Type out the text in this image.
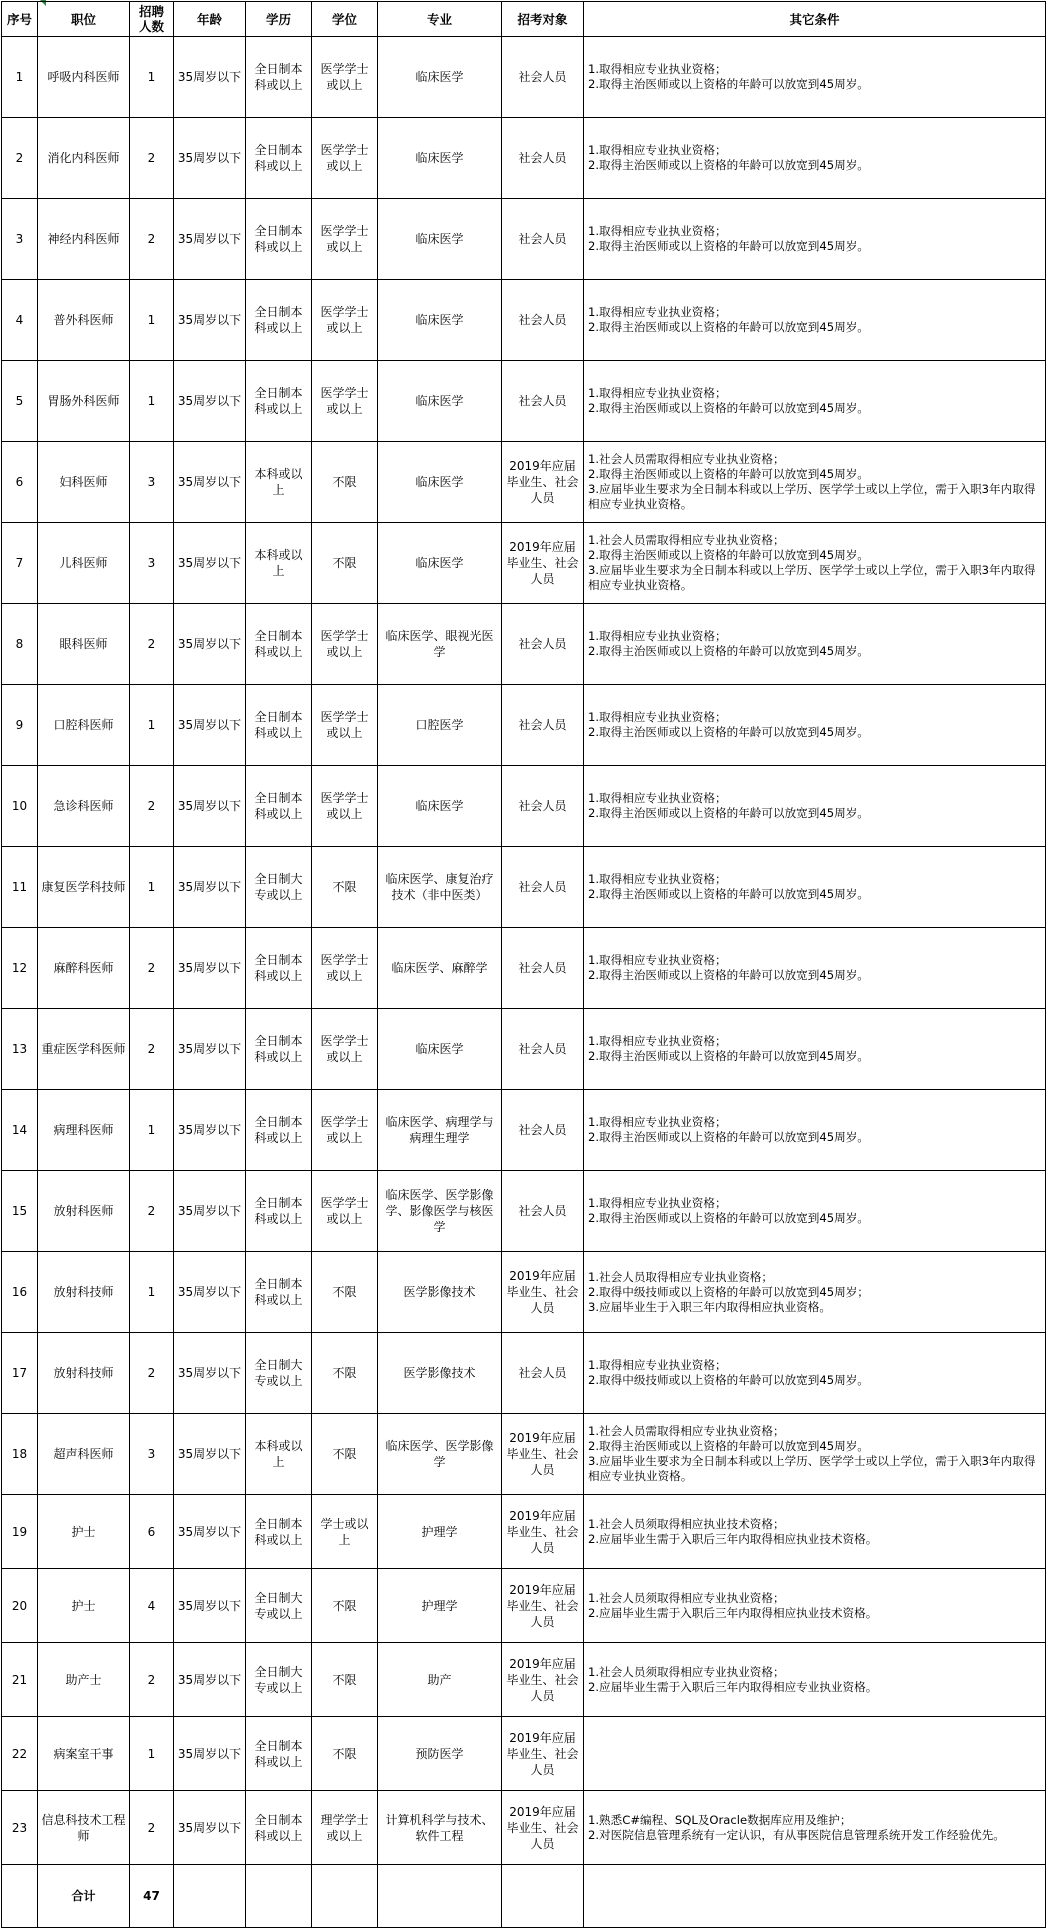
序号	职位	招聘人数	年龄	学历	学位	专业	招考对象	其它条件
1	呼吸内科医师	1	35周岁以下	全日制本科或以上	医学学士或以上	临床医学	社会人员	1.取得相应专业执业资格；
2.取得主治医师或以上资格的年龄可以放宽到45周岁。

2	消化内科医师	2	35周岁以下	全日制本科或以上	医学学士或以上	临床医学	社会人员	1.取得相应专业执业资格；
2.取得主治医师或以上资格的年龄可以放宽到45周岁。

3	神经内科医师	2	35周岁以下	全日制本科或以上	医学学士或以上	临床医学	社会人员	1.取得相应专业执业资格；
2.取得主治医师或以上资格的年龄可以放宽到45周岁。

4	普外科医师	1	35周岁以下	全日制本科或以上	医学学士或以上	临床医学	社会人员	1.取得相应专业执业资格；
2.取得主治医师或以上资格的年龄可以放宽到45周岁。

5	胃肠外科医师	1	35周岁以下	全日制本科或以上	医学学士或以上	临床医学	社会人员	1.取得相应专业执业资格；
2.取得主治医师或以上资格的年龄可以放宽到45周岁。

6	妇科医师	3	35周岁以下	本科或以上	不限	临床医学	2019年应届毕业生、社会人员	1.社会人员需取得相应专业执业资格；
2.取得主治医师或以上资格的年龄可以放宽到45周岁。
3.应届毕业生要求为全日制本科或以上学历、医学学士或以上学位，需于入职3年内取得相应专业执业资格。

7	儿科医师	3	35周岁以下	本科或以上	不限	临床医学	2019年应届毕业生、社会人员	1.社会人员需取得相应专业执业资格；
2.取得主治医师或以上资格的年龄可以放宽到45周岁。
3.应届毕业生要求为全日制本科或以上学历、医学学士或以上学位，需于入职3年内取得相应专业执业资格。

8	眼科医师	2	35周岁以下	全日制本科或以上	医学学士或以上	临床医学、眼视光医学	社会人员	1.取得相应专业执业资格；
2.取得主治医师或以上资格的年龄可以放宽到45周岁。

9	口腔科医师	1	35周岁以下	全日制本科或以上	医学学士或以上	口腔医学	社会人员	1.取得相应专业执业资格；
2.取得主治医师或以上资格的年龄可以放宽到45周岁。

10	急诊科医师	2	35周岁以下	全日制本科或以上	医学学士或以上	临床医学	社会人员	1.取得相应专业执业资格；
2.取得主治医师或以上资格的年龄可以放宽到45周岁。

11	康复医学科技师	1	35周岁以下	全日制大专或以上	不限	临床医学、康复治疗技术（非中医类）	社会人员	1.取得相应专业执业资格；
2.取得主治医师或以上资格的年龄可以放宽到45周岁。

12	麻醉科医师	2	35周岁以下	全日制本科或以上	医学学士或以上	临床医学、麻醉学	社会人员	1.取得相应专业执业资格；
2.取得主治医师或以上资格的年龄可以放宽到45周岁。

13	重症医学科医师	2	35周岁以下	全日制本科或以上	医学学士或以上	临床医学	社会人员	1.取得相应专业执业资格；
2.取得主治医师或以上资格的年龄可以放宽到45周岁。

14	病理科医师	1	35周岁以下	全日制本科或以上	医学学士或以上	临床医学、病理学与病理生理学	社会人员	1.取得相应专业执业资格；
2.取得主治医师或以上资格的年龄可以放宽到45周岁。

15	放射科医师	2	35周岁以下	全日制本科或以上	医学学士或以上	临床医学、医学影像学、影像医学与核医学	社会人员	1.取得相应专业执业资格；
2.取得主治医师或以上资格的年龄可以放宽到45周岁。

16	放射科技师	1	35周岁以下	全日制本科或以上	不限	医学影像技术	2019年应届毕业生、社会人员	1.社会人员取得相应专业执业资格；
2.取得中级技师或以上资格的年龄可以放宽到45周岁；
3.应届毕业生于入职三年内取得相应执业资格。

17	放射科技师	2	35周岁以下	全日制大专或以上	不限	医学影像技术	社会人员	1.取得相应专业执业资格；
2.取得中级技师或以上资格的年龄可以放宽到45周岁。

18	超声科医师	3	35周岁以下	本科或以上	不限	临床医学、医学影像学	2019年应届毕业生、社会人员	1.社会人员需取得相应专业执业资格；
2.取得主治医师或以上资格的年龄可以放宽到45周岁。
3.应届毕业生要求为全日制本科或以上学历、医学学士或以上学位，需于入职3年内取得相应专业执业资格。

19	护士	6	35周岁以下	全日制本科或以上	学士或以上	护理学	2019年应届毕业生、社会人员	1.社会人员须取得相应执业技术资格；
2.应届毕业生需于入职后三年内取得相应执业技术资格。

20	护士	4	35周岁以下	全日制大专或以上	不限	护理学	2019年应届毕业生、社会人员	1.社会人员须取得相应专业执业资格；
2.应届毕业生需于入职后三年内取得相应执业技术资格。

21	助产士	2	35周岁以下	全日制大专或以上	不限	助产	2019年应届毕业生、社会人员	1.社会人员须取得相应专业执业资格；
2.应届毕业生需于入职后三年内取得相应专业执业资格。

22	病案室干事	1	35周岁以下	全日制本科或以上	不限	预防医学	2019年应届毕业生、社会人员	
23	信息科技术工程师	2	35周岁以下	全日制本科或以上	理学学士或以上	计算机科学与技术、软件工程	2019年应届毕业生、社会人员	1.熟悉C#编程、SQL及Oracle数据库应用及维护；
2.对医院信息管理系统有一定认识，有从事医院信息管理系统开发工作经验优先。

	合计	47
━━━━━━━━━━━━━━━━
__YOUR GOAL__:
Leave the pictures out and reproduce each record exactly as written.

__EXERCISE ANSWER__:
Type out the text in this image.
序号	职位	招聘人数	年龄	学历	学位	专业	招考对象	其它条件
1	呼吸内科医师	1	35周岁以下	全日制本科或以上	医学学士或以上	临床医学	社会人员	1.取得相应专业执业资格；
2.取得主治医师或以上资格的年龄可以放宽到45周岁。

2	消化内科医师	2	35周岁以下	全日制本科或以上	医学学士或以上	临床医学	社会人员	1.取得相应专业执业资格；
2.取得主治医师或以上资格的年龄可以放宽到45周岁。

3	神经内科医师	2	35周岁以下	全日制本科或以上	医学学士或以上	临床医学	社会人员	1.取得相应专业执业资格；
2.取得主治医师或以上资格的年龄可以放宽到45周岁。

4	普外科医师	1	35周岁以下	全日制本科或以上	医学学士或以上	临床医学	社会人员	1.取得相应专业执业资格；
2.取得主治医师或以上资格的年龄可以放宽到45周岁。

5	胃肠外科医师	1	35周岁以下	全日制本科或以上	医学学士或以上	临床医学	社会人员	1.取得相应专业执业资格；
2.取得主治医师或以上资格的年龄可以放宽到45周岁。

6	妇科医师	3	35周岁以下	本科或以上	不限	临床医学	2019年应届毕业生、社会人员	1.社会人员需取得相应专业执业资格；
2.取得主治医师或以上资格的年龄可以放宽到45周岁。
3.应届毕业生要求为全日制本科或以上学历、医学学士或以上学位，需于入职3年内取得相应专业执业资格。

7	儿科医师	3	35周岁以下	本科或以上	不限	临床医学	2019年应届毕业生、社会人员	1.社会人员需取得相应专业执业资格；
2.取得主治医师或以上资格的年龄可以放宽到45周岁。
3.应届毕业生要求为全日制本科或以上学历、医学学士或以上学位，需于入职3年内取得相应专业执业资格。

8	眼科医师	2	35周岁以下	全日制本科或以上	医学学士或以上	临床医学、眼视光医学	社会人员	1.取得相应专业执业资格；
2.取得主治医师或以上资格的年龄可以放宽到45周岁。

9	口腔科医师	1	35周岁以下	全日制本科或以上	医学学士或以上	口腔医学	社会人员	1.取得相应专业执业资格；
2.取得主治医师或以上资格的年龄可以放宽到45周岁。

10	急诊科医师	2	35周岁以下	全日制本科或以上	医学学士或以上	临床医学	社会人员	1.取得相应专业执业资格；
2.取得主治医师或以上资格的年龄可以放宽到45周岁。

11	康复医学科技师	1	35周岁以下	全日制大专或以上	不限	临床医学、康复治疗技术（非中医类）	社会人员	1.取得相应专业执业资格；
2.取得主治医师或以上资格的年龄可以放宽到45周岁。

12	麻醉科医师	2	35周岁以下	全日制本科或以上	医学学士或以上	临床医学、麻醉学	社会人员	1.取得相应专业执业资格；
2.取得主治医师或以上资格的年龄可以放宽到45周岁。

13	重症医学科医师	2	35周岁以下	全日制本科或以上	医学学士或以上	临床医学	社会人员	1.取得相应专业执业资格；
2.取得主治医师或以上资格的年龄可以放宽到45周岁。

14	病理科医师	1	35周岁以下	全日制本科或以上	医学学士或以上	临床医学、病理学与病理生理学	社会人员	1.取得相应专业执业资格；
2.取得主治医师或以上资格的年龄可以放宽到45周岁。

15	放射科医师	2	35周岁以下	全日制本科或以上	医学学士或以上	临床医学、医学影像学、影像医学与核医学	社会人员	1.取得相应专业执业资格；
2.取得主治医师或以上资格的年龄可以放宽到45周岁。

16	放射科技师	1	35周岁以下	全日制本科或以上	不限	医学影像技术	2019年应届毕业生、社会人员	1.社会人员取得相应专业执业资格；
2.取得中级技师或以上资格的年龄可以放宽到45周岁；
3.应届毕业生于入职三年内取得相应执业资格。

17	放射科技师	2	35周岁以下	全日制大专或以上	不限	医学影像技术	社会人员	1.取得相应专业执业资格；
2.取得中级技师或以上资格的年龄可以放宽到45周岁。

18	超声科医师	3	35周岁以下	本科或以上	不限	临床医学、医学影像学	2019年应届毕业生、社会人员	1.社会人员需取得相应专业执业资格；
2.取得主治医师或以上资格的年龄可以放宽到45周岁。
3.应届毕业生要求为全日制本科或以上学历、医学学士或以上学位，需于入职3年内取得相应专业执业资格。

19	护士	6	35周岁以下	全日制本科或以上	学士或以上	护理学	2019年应届毕业生、社会人员	1.社会人员须取得相应执业技术资格；
2.应届毕业生需于入职后三年内取得相应执业技术资格。

20	护士	4	35周岁以下	全日制大专或以上	不限	护理学	2019年应届毕业生、社会人员	1.社会人员须取得相应专业执业资格；
2.应届毕业生需于入职后三年内取得相应执业技术资格。

21	助产士	2	35周岁以下	全日制大专或以上	不限	助产	2019年应届毕业生、社会人员	1.社会人员须取得相应专业执业资格；
2.应届毕业生需于入职后三年内取得相应专业执业资格。

22	病案室干事	1	35周岁以下	全日制本科或以上	不限	预防医学	2019年应届毕业生、社会人员	
23	信息科技术工程师	2	35周岁以下	全日制本科或以上	理学学士或以上	计算机科学与技术、软件工程	2019年应届毕业生、社会人员	1.熟悉C#编程、SQL及Oracle数据库应用及维护；
2.对医院信息管理系统有一定认识，有从事医院信息管理系统开发工作经验优先。

	合计	47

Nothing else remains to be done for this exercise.